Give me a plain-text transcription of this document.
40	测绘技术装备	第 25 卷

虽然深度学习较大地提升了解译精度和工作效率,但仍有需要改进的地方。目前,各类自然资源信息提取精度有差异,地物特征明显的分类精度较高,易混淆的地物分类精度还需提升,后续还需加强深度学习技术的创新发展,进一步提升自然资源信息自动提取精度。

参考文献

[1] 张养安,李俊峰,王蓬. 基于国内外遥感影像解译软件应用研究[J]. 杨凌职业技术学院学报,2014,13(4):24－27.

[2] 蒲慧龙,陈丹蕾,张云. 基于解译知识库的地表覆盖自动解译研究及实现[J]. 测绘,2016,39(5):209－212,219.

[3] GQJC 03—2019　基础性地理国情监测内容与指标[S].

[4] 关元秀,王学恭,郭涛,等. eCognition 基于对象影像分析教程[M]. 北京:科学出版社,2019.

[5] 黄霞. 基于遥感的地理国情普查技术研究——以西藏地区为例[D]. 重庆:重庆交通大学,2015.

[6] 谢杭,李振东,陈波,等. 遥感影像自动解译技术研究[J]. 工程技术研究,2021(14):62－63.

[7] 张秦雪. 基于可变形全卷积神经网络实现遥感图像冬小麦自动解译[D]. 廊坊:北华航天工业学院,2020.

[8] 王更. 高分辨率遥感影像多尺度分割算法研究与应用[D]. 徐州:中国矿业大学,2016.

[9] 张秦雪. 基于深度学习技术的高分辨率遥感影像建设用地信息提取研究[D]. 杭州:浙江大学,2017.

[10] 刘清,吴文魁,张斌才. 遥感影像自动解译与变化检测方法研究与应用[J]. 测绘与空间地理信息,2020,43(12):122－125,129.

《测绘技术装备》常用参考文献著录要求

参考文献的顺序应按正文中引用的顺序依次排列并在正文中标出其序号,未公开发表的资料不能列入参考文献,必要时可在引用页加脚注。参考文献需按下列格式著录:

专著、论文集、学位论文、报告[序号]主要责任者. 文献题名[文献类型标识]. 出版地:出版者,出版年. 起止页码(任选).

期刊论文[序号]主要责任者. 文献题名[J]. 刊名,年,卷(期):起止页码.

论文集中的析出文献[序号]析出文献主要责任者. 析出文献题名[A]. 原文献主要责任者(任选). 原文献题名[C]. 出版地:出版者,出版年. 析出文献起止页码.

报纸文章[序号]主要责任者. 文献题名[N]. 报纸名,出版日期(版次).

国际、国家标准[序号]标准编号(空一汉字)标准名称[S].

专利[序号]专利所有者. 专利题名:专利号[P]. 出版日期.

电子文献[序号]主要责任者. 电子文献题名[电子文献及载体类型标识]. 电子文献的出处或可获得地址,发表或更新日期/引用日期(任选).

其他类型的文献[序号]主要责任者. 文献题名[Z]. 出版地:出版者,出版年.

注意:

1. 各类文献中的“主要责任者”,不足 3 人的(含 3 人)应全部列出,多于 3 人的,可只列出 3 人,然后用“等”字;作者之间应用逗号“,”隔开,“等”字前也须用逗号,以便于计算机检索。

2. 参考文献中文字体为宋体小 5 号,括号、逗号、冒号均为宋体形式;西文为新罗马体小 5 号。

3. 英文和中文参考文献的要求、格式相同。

▶ _What the exercise asks_
Reproduce the listing above verbatim, from first line to last.

▶ _Exercise result_
Give me a plain-text transcription of this document.
40	测绘技术装备	第 25 卷

虽然深度学习较大地提升了解译精度和工作效率,但仍有需要改进的地方。目前,各类自然资源信息提取精度有差异,地物特征明显的分类精度较高,易混淆的地物分类精度还需提升,后续还需加强深度学习技术的创新发展,进一步提升自然资源信息自动提取精度。

参考文献

[1] 张养安,李俊峰,王蓬. 基于国内外遥感影像解译软件应用研究[J]. 杨凌职业技术学院学报,2014,13(4):24－27.

[2] 蒲慧龙,陈丹蕾,张云. 基于解译知识库的地表覆盖自动解译研究及实现[J]. 测绘,2016,39(5):209－212,219.

[3] GQJC 03—2019　基础性地理国情监测内容与指标[S].

[4] 关元秀,王学恭,郭涛,等. eCognition 基于对象影像分析教程[M]. 北京:科学出版社,2019.

[5] 黄霞. 基于遥感的地理国情普查技术研究——以西藏地区为例[D]. 重庆:重庆交通大学,2015.

[6] 谢杭,李振东,陈波,等. 遥感影像自动解译技术研究[J]. 工程技术研究,2021(14):62－63.

[7] 张秦雪. 基于可变形全卷积神经网络实现遥感图像冬小麦自动解译[D]. 廊坊:北华航天工业学院,2020.

[8] 王更. 高分辨率遥感影像多尺度分割算法研究与应用[D]. 徐州:中国矿业大学,2016.

[9] 张秦雪. 基于深度学习技术的高分辨率遥感影像建设用地信息提取研究[D]. 杭州:浙江大学,2017.

[10] 刘清,吴文魁,张斌才. 遥感影像自动解译与变化检测方法研究与应用[J]. 测绘与空间地理信息,2020,43(12):122－125,129.

《测绘技术装备》常用参考文献著录要求

参考文献的顺序应按正文中引用的顺序依次排列并在正文中标出其序号,未公开发表的资料不能列入参考文献,必要时可在引用页加脚注。参考文献需按下列格式著录:

专著、论文集、学位论文、报告[序号]主要责任者. 文献题名[文献类型标识]. 出版地:出版者,出版年. 起止页码(任选).

期刊论文[序号]主要责任者. 文献题名[J]. 刊名,年,卷(期):起止页码.

论文集中的析出文献[序号]析出文献主要责任者. 析出文献题名[A]. 原文献主要责任者(任选). 原文献题名[C]. 出版地:出版者,出版年. 析出文献起止页码.

报纸文章[序号]主要责任者. 文献题名[N]. 报纸名,出版日期(版次).

国际、国家标准[序号]标准编号(空一汉字)标准名称[S].

专利[序号]专利所有者. 专利题名:专利号[P]. 出版日期.

电子文献[序号]主要责任者. 电子文献题名[电子文献及载体类型标识]. 电子文献的出处或可获得地址,发表或更新日期/引用日期(任选).

其他类型的文献[序号]主要责任者. 文献题名[Z]. 出版地:出版者,出版年.

注意:

1. 各类文献中的“主要责任者”,不足 3 人的(含 3 人)应全部列出,多于 3 人的,可只列出 3 人,然后用“等”字;作者之间应用逗号“,”隔开,“等”字前也须用逗号,以便于计算机检索。

2. 参考文献中文字体为宋体小 5 号,括号、逗号、冒号均为宋体形式;西文为新罗马体小 5 号。

3. 英文和中文参考文献的要求、格式相同。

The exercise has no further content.